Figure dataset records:
---+---
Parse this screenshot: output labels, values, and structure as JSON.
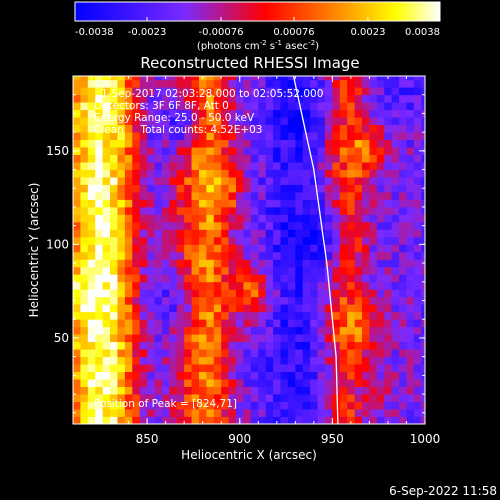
{
  "chart_data": {
    "type": "heatmap",
    "title": "Reconstructed RHESSI Image",
    "xlabel": "Heliocentric X (arcsec)",
    "ylabel": "Heliocentric Y (arcsec)",
    "xlim": [
      810,
      1000
    ],
    "ylim": [
      4,
      190
    ],
    "x_ticks": [
      "850",
      "900",
      "950",
      "1000"
    ],
    "x_tick_values": [
      850,
      900,
      950,
      1000
    ],
    "y_ticks": [
      "50",
      "100",
      "150"
    ],
    "y_tick_values": [
      50,
      100,
      150
    ],
    "colorbar": {
      "min": -0.0038,
      "max": 0.0038,
      "ticks": [
        "-0.0038",
        "-0.0023",
        "-0.00076",
        "0.00076",
        "0.0023",
        "0.0038"
      ],
      "tick_values": [
        -0.0038,
        -0.0023,
        -0.00076,
        0.00076,
        0.0023,
        0.0038
      ],
      "units_text": "(photons cm",
      "units_exp1": "-2",
      "units_mid": " s",
      "units_exp2": "-1",
      "units_tail": " asec",
      "units_exp3": "-2",
      "units_close": ")",
      "colors": [
        "#0000ff",
        "#7a2aff",
        "#ff0000",
        "#ff8c00",
        "#ffff00",
        "#ffffff"
      ]
    },
    "info_lines": [
      "1-Sep-2017 02:03:28.000 to 02:05:52.000",
      "Detectors: 3F 6F 8F, Att 0",
      "Energy Range: 25.0 - 50.0 keV",
      "Clean     Total counts: 4.52E+03"
    ],
    "peak_label": "Position of Peak = [824,71]",
    "peak": [
      824,
      71
    ],
    "limb_curve": [
      [
        929,
        190
      ],
      [
        940,
        140
      ],
      [
        947,
        90
      ],
      [
        952,
        40
      ],
      [
        953,
        4
      ]
    ],
    "bands": [
      {
        "x_center": 825,
        "width": 22,
        "value": 0.0034
      },
      {
        "x_center": 860,
        "width": 12,
        "value": -0.0018
      },
      {
        "x_center": 883,
        "width": 18,
        "value": 0.0016
      },
      {
        "x_center": 907,
        "width": 12,
        "value": -0.0012
      },
      {
        "x_center": 932,
        "width": 22,
        "value": -0.003
      },
      {
        "x_center": 960,
        "width": 14,
        "value": 0.0006
      },
      {
        "x_center": 985,
        "width": 18,
        "value": -0.0016
      }
    ],
    "blobs": [
      {
        "x": 932,
        "y": 170,
        "value": -0.0034
      },
      {
        "x": 940,
        "y": 105,
        "value": -0.0036
      },
      {
        "x": 915,
        "y": 35,
        "value": -0.0026
      },
      {
        "x": 965,
        "y": 150,
        "value": 0.0015
      },
      {
        "x": 962,
        "y": 55,
        "value": 0.0016
      },
      {
        "x": 978,
        "y": 20,
        "value": -0.001
      },
      {
        "x": 887,
        "y": 130,
        "value": 0.002
      },
      {
        "x": 905,
        "y": 75,
        "value": 0.001
      },
      {
        "x": 865,
        "y": 165,
        "value": -0.0024
      },
      {
        "x": 862,
        "y": 70,
        "value": -0.0022
      },
      {
        "x": 987,
        "y": 180,
        "value": -0.0024
      },
      {
        "x": 820,
        "y": 71,
        "value": 0.0038
      },
      {
        "x": 822,
        "y": 165,
        "value": 0.0028
      }
    ]
  },
  "footer": {
    "timestamp": "6-Sep-2022 11:58"
  }
}
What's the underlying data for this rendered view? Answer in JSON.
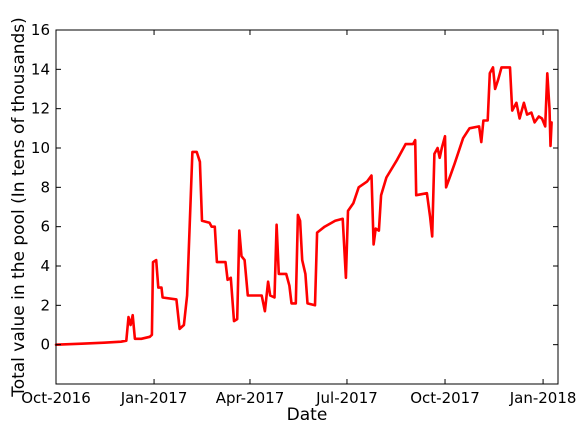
{
  "chart_data": {
    "type": "line",
    "title": "",
    "xlabel": "Date",
    "ylabel": "Total value in the pool (In tens of thousands)",
    "xlim": [
      "2016-10-01",
      "2018-01-15"
    ],
    "ylim": [
      -2,
      16
    ],
    "y_ticks": [
      0,
      2,
      4,
      6,
      8,
      10,
      12,
      14,
      16
    ],
    "x_ticks": [
      {
        "date": "2016-10-01",
        "label": "Oct-2016"
      },
      {
        "date": "2017-01-01",
        "label": "Jan-2017"
      },
      {
        "date": "2017-04-01",
        "label": "Apr-2017"
      },
      {
        "date": "2017-07-01",
        "label": "Jul-2017"
      },
      {
        "date": "2017-10-01",
        "label": "Oct-2017"
      },
      {
        "date": "2018-01-01",
        "label": "Jan-2018"
      }
    ],
    "grid": false,
    "series": [
      {
        "color": "#ff0000",
        "points": [
          [
            "2016-10-01",
            0.0
          ],
          [
            "2016-10-25",
            0.05
          ],
          [
            "2016-11-15",
            0.1
          ],
          [
            "2016-12-01",
            0.15
          ],
          [
            "2016-12-06",
            0.2
          ],
          [
            "2016-12-08",
            1.4
          ],
          [
            "2016-12-10",
            1.0
          ],
          [
            "2016-12-12",
            1.5
          ],
          [
            "2016-12-14",
            0.3
          ],
          [
            "2016-12-20",
            0.3
          ],
          [
            "2016-12-28",
            0.4
          ],
          [
            "2016-12-30",
            0.5
          ],
          [
            "2016-12-31",
            4.2
          ],
          [
            "2017-01-03",
            4.3
          ],
          [
            "2017-01-05",
            2.9
          ],
          [
            "2017-01-08",
            2.9
          ],
          [
            "2017-01-09",
            2.4
          ],
          [
            "2017-01-22",
            2.3
          ],
          [
            "2017-01-25",
            0.8
          ],
          [
            "2017-01-29",
            1.0
          ],
          [
            "2017-02-01",
            2.5
          ],
          [
            "2017-02-06",
            9.8
          ],
          [
            "2017-02-10",
            9.8
          ],
          [
            "2017-02-13",
            9.3
          ],
          [
            "2017-02-15",
            6.3
          ],
          [
            "2017-02-22",
            6.2
          ],
          [
            "2017-02-24",
            6.0
          ],
          [
            "2017-02-27",
            6.0
          ],
          [
            "2017-03-01",
            4.2
          ],
          [
            "2017-03-09",
            4.2
          ],
          [
            "2017-03-11",
            3.3
          ],
          [
            "2017-03-14",
            3.4
          ],
          [
            "2017-03-17",
            1.2
          ],
          [
            "2017-03-20",
            1.3
          ],
          [
            "2017-03-22",
            5.8
          ],
          [
            "2017-03-24",
            4.5
          ],
          [
            "2017-03-27",
            4.3
          ],
          [
            "2017-03-30",
            2.5
          ],
          [
            "2017-04-12",
            2.5
          ],
          [
            "2017-04-15",
            1.7
          ],
          [
            "2017-04-18",
            3.2
          ],
          [
            "2017-04-20",
            2.5
          ],
          [
            "2017-04-24",
            2.4
          ],
          [
            "2017-04-26",
            6.1
          ],
          [
            "2017-04-28",
            3.6
          ],
          [
            "2017-05-05",
            3.6
          ],
          [
            "2017-05-08",
            3.0
          ],
          [
            "2017-05-10",
            2.1
          ],
          [
            "2017-05-14",
            2.1
          ],
          [
            "2017-05-16",
            6.6
          ],
          [
            "2017-05-18",
            6.3
          ],
          [
            "2017-05-20",
            4.3
          ],
          [
            "2017-05-23",
            3.6
          ],
          [
            "2017-05-25",
            2.1
          ],
          [
            "2017-06-01",
            2.0
          ],
          [
            "2017-06-03",
            5.7
          ],
          [
            "2017-06-10",
            6.0
          ],
          [
            "2017-06-20",
            6.3
          ],
          [
            "2017-06-27",
            6.4
          ],
          [
            "2017-06-30",
            3.4
          ],
          [
            "2017-07-02",
            6.8
          ],
          [
            "2017-07-07",
            7.2
          ],
          [
            "2017-07-12",
            8.0
          ],
          [
            "2017-07-20",
            8.3
          ],
          [
            "2017-07-24",
            8.6
          ],
          [
            "2017-07-26",
            5.1
          ],
          [
            "2017-07-28",
            5.9
          ],
          [
            "2017-07-31",
            5.8
          ],
          [
            "2017-08-02",
            7.6
          ],
          [
            "2017-08-07",
            8.5
          ],
          [
            "2017-08-17",
            9.4
          ],
          [
            "2017-08-25",
            10.2
          ],
          [
            "2017-09-01",
            10.2
          ],
          [
            "2017-09-03",
            10.4
          ],
          [
            "2017-09-04",
            7.6
          ],
          [
            "2017-09-14",
            7.7
          ],
          [
            "2017-09-17",
            6.5
          ],
          [
            "2017-09-19",
            5.5
          ],
          [
            "2017-09-21",
            9.7
          ],
          [
            "2017-09-24",
            10.0
          ],
          [
            "2017-09-26",
            9.5
          ],
          [
            "2017-09-28",
            10.0
          ],
          [
            "2017-10-01",
            10.6
          ],
          [
            "2017-10-02",
            8.0
          ],
          [
            "2017-10-06",
            8.6
          ],
          [
            "2017-10-10",
            9.2
          ],
          [
            "2017-10-18",
            10.5
          ],
          [
            "2017-10-24",
            11.0
          ],
          [
            "2017-11-02",
            11.1
          ],
          [
            "2017-11-04",
            10.3
          ],
          [
            "2017-11-06",
            11.4
          ],
          [
            "2017-11-10",
            11.4
          ],
          [
            "2017-11-12",
            13.8
          ],
          [
            "2017-11-15",
            14.1
          ],
          [
            "2017-11-17",
            13.0
          ],
          [
            "2017-11-20",
            13.5
          ],
          [
            "2017-11-23",
            14.1
          ],
          [
            "2017-12-01",
            14.1
          ],
          [
            "2017-12-03",
            11.9
          ],
          [
            "2017-12-07",
            12.3
          ],
          [
            "2017-12-10",
            11.5
          ],
          [
            "2017-12-14",
            12.3
          ],
          [
            "2017-12-17",
            11.7
          ],
          [
            "2017-12-21",
            11.8
          ],
          [
            "2017-12-24",
            11.3
          ],
          [
            "2017-12-28",
            11.6
          ],
          [
            "2017-12-31",
            11.5
          ],
          [
            "2018-01-03",
            11.1
          ],
          [
            "2018-01-05",
            13.8
          ],
          [
            "2018-01-07",
            12.0
          ],
          [
            "2018-01-08",
            10.1
          ],
          [
            "2018-01-09",
            11.3
          ]
        ]
      }
    ]
  }
}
---+---
WHAT IS REQUIRED
Which lines in the records above contain the string "JSON"? Copy each one.

ANSWER IN FULL
Parse this screenshot: output labels, values, and structure as JSON.
What's the underlying data for this rendered view? Answer in JSON.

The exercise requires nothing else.